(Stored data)
------------------------------------------------

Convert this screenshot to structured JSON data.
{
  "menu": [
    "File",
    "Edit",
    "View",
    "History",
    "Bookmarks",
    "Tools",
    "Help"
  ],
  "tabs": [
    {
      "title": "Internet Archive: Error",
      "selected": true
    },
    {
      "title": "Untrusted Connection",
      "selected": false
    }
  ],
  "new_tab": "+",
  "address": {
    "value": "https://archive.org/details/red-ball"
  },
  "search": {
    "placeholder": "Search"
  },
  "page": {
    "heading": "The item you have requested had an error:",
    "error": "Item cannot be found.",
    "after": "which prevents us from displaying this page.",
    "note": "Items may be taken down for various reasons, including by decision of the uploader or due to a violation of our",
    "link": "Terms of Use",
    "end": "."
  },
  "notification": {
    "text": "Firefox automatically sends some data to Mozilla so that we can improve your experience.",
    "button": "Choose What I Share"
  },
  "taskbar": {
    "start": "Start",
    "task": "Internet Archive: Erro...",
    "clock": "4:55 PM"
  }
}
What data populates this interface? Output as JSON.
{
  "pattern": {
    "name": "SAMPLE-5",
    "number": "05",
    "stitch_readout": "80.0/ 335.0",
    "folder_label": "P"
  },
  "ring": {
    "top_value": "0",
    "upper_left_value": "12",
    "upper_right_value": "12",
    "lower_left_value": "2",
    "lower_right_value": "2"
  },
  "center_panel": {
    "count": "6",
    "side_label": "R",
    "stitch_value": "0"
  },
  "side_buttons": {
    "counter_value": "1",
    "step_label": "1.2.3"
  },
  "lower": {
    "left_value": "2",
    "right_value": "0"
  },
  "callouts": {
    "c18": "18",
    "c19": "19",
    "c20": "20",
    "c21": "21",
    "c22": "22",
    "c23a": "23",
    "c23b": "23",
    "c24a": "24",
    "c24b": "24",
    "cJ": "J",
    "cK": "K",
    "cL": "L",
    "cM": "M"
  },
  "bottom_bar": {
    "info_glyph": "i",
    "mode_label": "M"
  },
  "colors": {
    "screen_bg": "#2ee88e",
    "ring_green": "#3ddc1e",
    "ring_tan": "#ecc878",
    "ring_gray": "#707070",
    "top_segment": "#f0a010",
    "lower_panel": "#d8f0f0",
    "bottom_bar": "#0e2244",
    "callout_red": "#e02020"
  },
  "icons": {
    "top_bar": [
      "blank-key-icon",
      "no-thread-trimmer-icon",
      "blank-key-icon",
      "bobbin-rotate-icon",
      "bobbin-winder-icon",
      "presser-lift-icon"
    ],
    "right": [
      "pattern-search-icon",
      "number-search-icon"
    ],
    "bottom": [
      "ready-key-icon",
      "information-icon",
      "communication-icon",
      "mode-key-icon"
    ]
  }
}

------------------------------------------------

INSTRUCTION:
Nothing should be changed: write out all of the data as is.

RESPONSE:
Convert this screenshot to structured JSON data.
{
  "menu": [
    "File",
    "Edit",
    "View",
    "History",
    "Bookmarks",
    "Tools",
    "Help"
  ],
  "tabs": [
    {
      "title": "Internet Archive: Error",
      "selected": true
    },
    {
      "title": "Untrusted Connection",
      "selected": false
    }
  ],
  "new_tab": "+",
  "address": {
    "value": "https://archive.org/details/red-ball"
  },
  "search": {
    "placeholder": "Search"
  },
  "page": {
    "heading": "The item you have requested had an error:",
    "error": "Item cannot be found.",
    "after": "which prevents us from displaying this page.",
    "note": "Items may be taken down for various reasons, including by decision of the uploader or due to a violation of our",
    "link": "Terms of Use",
    "end": "."
  },
  "notification": {
    "text": "Firefox automatically sends some data to Mozilla so that we can improve your experience.",
    "button": "Choose What I Share"
  },
  "taskbar": {
    "start": "Start",
    "task": "Internet Archive: Erro...",
    "clock": "4:55 PM"
  }
}
What data populates this interface? Output as JSON.
{
  "pattern": {
    "name": "SAMPLE-5",
    "number": "05",
    "stitch_readout": "80.0/ 335.0",
    "folder_label": "P"
  },
  "ring": {
    "top_value": "0",
    "upper_left_value": "12",
    "upper_right_value": "12",
    "lower_left_value": "2",
    "lower_right_value": "2"
  },
  "center_panel": {
    "count": "6",
    "side_label": "R",
    "stitch_value": "0"
  },
  "side_buttons": {
    "counter_value": "1",
    "step_label": "1.2.3"
  },
  "lower": {
    "left_value": "2",
    "right_value": "0"
  },
  "callouts": {
    "c18": "18",
    "c19": "19",
    "c20": "20",
    "c21": "21",
    "c22": "22",
    "c23a": "23",
    "c23b": "23",
    "c24a": "24",
    "c24b": "24",
    "cJ": "J",
    "cK": "K",
    "cL": "L",
    "cM": "M"
  },
  "bottom_bar": {
    "info_glyph": "i",
    "mode_label": "M"
  },
  "colors": {
    "screen_bg": "#2ee88e",
    "ring_green": "#3ddc1e",
    "ring_tan": "#ecc878",
    "ring_gray": "#707070",
    "top_segment": "#f0a010",
    "lower_panel": "#d8f0f0",
    "bottom_bar": "#0e2244",
    "callout_red": "#e02020"
  },
  "icons": {
    "top_bar": [
      "blank-key-icon",
      "no-thread-trimmer-icon",
      "blank-key-icon",
      "bobbin-rotate-icon",
      "bobbin-winder-icon",
      "presser-lift-icon"
    ],
    "right": [
      "pattern-search-icon",
      "number-search-icon"
    ],
    "bottom": [
      "ready-key-icon",
      "information-icon",
      "communication-icon",
      "mode-key-icon"
    ]
  }
}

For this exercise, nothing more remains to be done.